The input -

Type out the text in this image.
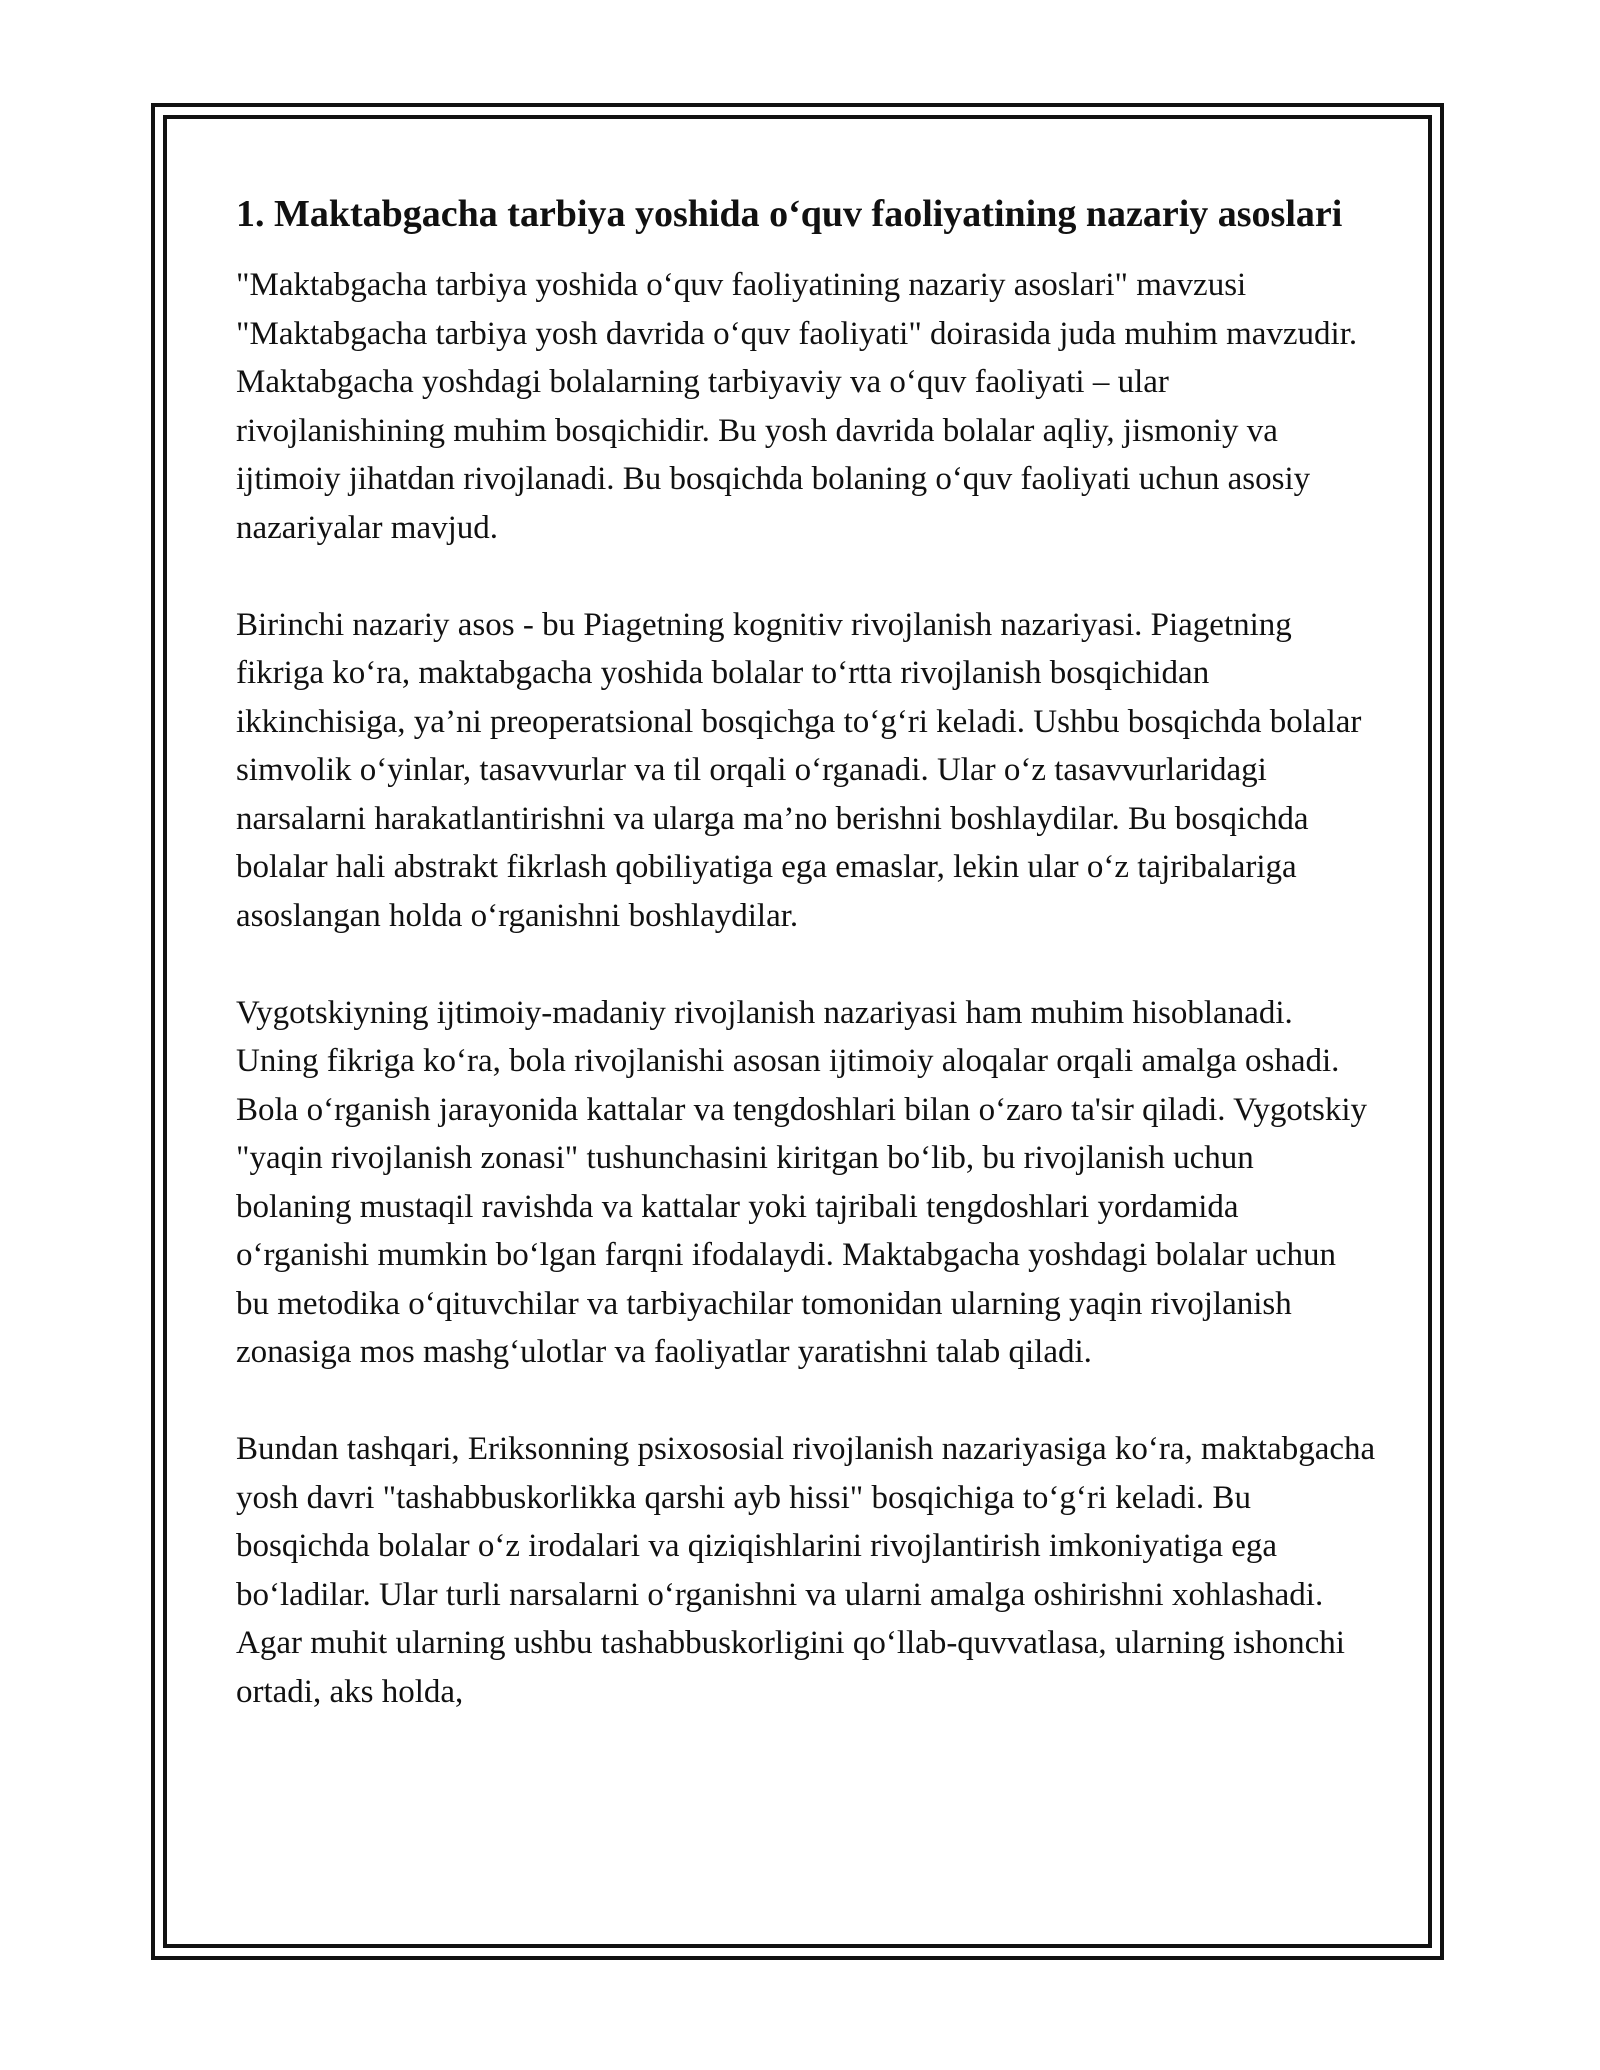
1. Maktabgacha tarbiya yoshida o‘quv faoliyatining nazariy asoslari

"Maktabgacha tarbiya yoshida o‘quv faoliyatining nazariy asoslari" mavzusi "Maktabgacha tarbiya yosh davrida o‘quv faoliyati" doirasida juda muhim mavzudir. Maktabgacha yoshdagi bolalarning tarbiyaviy va o‘quv faoliyati – ular rivojlanishining muhim bosqichidir. Bu yosh davrida bolalar aqliy, jismoniy va ijtimoiy jihatdan rivojlanadi. Bu bosqichda bolaning o‘quv faoliyati uchun asosiy nazariyalar mavjud.

Birinchi nazariy asos - bu Piagetning kognitiv rivojlanish nazariyasi. Piagetning fikriga ko‘ra, maktabgacha yoshida bolalar to‘rtta rivojlanish bosqichidan ikkinchisiga, ya’ni preoperatsional bosqichga to‘g‘ri keladi. Ushbu bosqichda bolalar simvolik o‘yinlar, tasavvurlar va til orqali o‘rganadi. Ular o‘z tasavvurlaridagi narsalarni harakatlantirishni va ularga ma’no berishni boshlaydilar. Bu bosqichda bolalar hali abstrakt fikrlash qobiliyatiga ega emaslar, lekin ular o‘z tajribalariga asoslangan holda o‘rganishni boshlaydilar.

Vygotskiyning ijtimoiy-madaniy rivojlanish nazariyasi ham muhim hisoblanadi. Uning fikriga ko‘ra, bola rivojlanishi asosan ijtimoiy aloqalar orqali amalga oshadi. Bola o‘rganish jarayonida kattalar va tengdoshlari bilan o‘zaro ta'sir qiladi. Vygotskiy "yaqin rivojlanish zonasi" tushunchasini kiritgan bo‘lib, bu rivojlanish uchun bolaning mustaqil ravishda va kattalar yoki tajribali tengdoshlari yordamida o‘rganishi mumkin bo‘lgan farqni ifodalaydi. Maktabgacha yoshdagi bolalar uchun bu metodika o‘qituvchilar va tarbiyachilar tomonidan ularning yaqin rivojlanish zonasiga mos mashg‘ulotlar va faoliyatlar yaratishni talab qiladi.

Bundan tashqari, Eriksonning psixososial rivojlanish nazariyasiga ko‘ra, maktabgacha yosh davri "tashabbuskorlikka qarshi ayb hissi" bosqichiga to‘g‘ri keladi. Bu bosqichda bolalar o‘z irodalari va qiziqishlarini rivojlantirish imkoniyatiga ega bo‘ladilar. Ular turli narsalarni o‘rganishni va ularni amalga oshirishni xohlashadi. Agar muhit ularning ushbu tashabbuskorligini qo‘llab-quvvatlasa, ularning ishonchi ortadi, aks holda,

Work to do - Pictures stay out of the copy; please restate every record above exactly.

Solution below -
Type out the text in this image.
1. Maktabgacha tarbiya yoshida o‘quv faoliyatining nazariy asoslari

"Maktabgacha tarbiya yoshida o‘quv faoliyatining nazariy asoslari" mavzusi "Maktabgacha tarbiya yosh davrida o‘quv faoliyati" doirasida juda muhim mavzudir. Maktabgacha yoshdagi bolalarning tarbiyaviy va o‘quv faoliyati – ular rivojlanishining muhim bosqichidir. Bu yosh davrida bolalar aqliy, jismoniy va ijtimoiy jihatdan rivojlanadi. Bu bosqichda bolaning o‘quv faoliyati uchun asosiy nazariyalar mavjud.

Birinchi nazariy asos - bu Piagetning kognitiv rivojlanish nazariyasi. Piagetning fikriga ko‘ra, maktabgacha yoshida bolalar to‘rtta rivojlanish bosqichidan ikkinchisiga, ya’ni preoperatsional bosqichga to‘g‘ri keladi. Ushbu bosqichda bolalar simvolik o‘yinlar, tasavvurlar va til orqali o‘rganadi. Ular o‘z tasavvurlaridagi narsalarni harakatlantirishni va ularga ma’no berishni boshlaydilar. Bu bosqichda bolalar hali abstrakt fikrlash qobiliyatiga ega emaslar, lekin ular o‘z tajribalariga asoslangan holda o‘rganishni boshlaydilar.

Vygotskiyning ijtimoiy-madaniy rivojlanish nazariyasi ham muhim hisoblanadi. Uning fikriga ko‘ra, bola rivojlanishi asosan ijtimoiy aloqalar orqali amalga oshadi. Bola o‘rganish jarayonida kattalar va tengdoshlari bilan o‘zaro ta'sir qiladi. Vygotskiy "yaqin rivojlanish zonasi" tushunchasini kiritgan bo‘lib, bu rivojlanish uchun bolaning mustaqil ravishda va kattalar yoki tajribali tengdoshlari yordamida o‘rganishi mumkin bo‘lgan farqni ifodalaydi. Maktabgacha yoshdagi bolalar uchun bu metodika o‘qituvchilar va tarbiyachilar tomonidan ularning yaqin rivojlanish zonasiga mos mashg‘ulotlar va faoliyatlar yaratishni talab qiladi.

Bundan tashqari, Eriksonning psixososial rivojlanish nazariyasiga ko‘ra, maktabgacha yosh davri "tashabbuskorlikka qarshi ayb hissi" bosqichiga to‘g‘ri keladi. Bu bosqichda bolalar o‘z irodalari va qiziqishlarini rivojlantirish imkoniyatiga ega bo‘ladilar. Ular turli narsalarni o‘rganishni va ularni amalga oshirishni xohlashadi. Agar muhit ularning ushbu tashabbuskorligini qo‘llab-quvvatlasa, ularning ishonchi ortadi, aks holda,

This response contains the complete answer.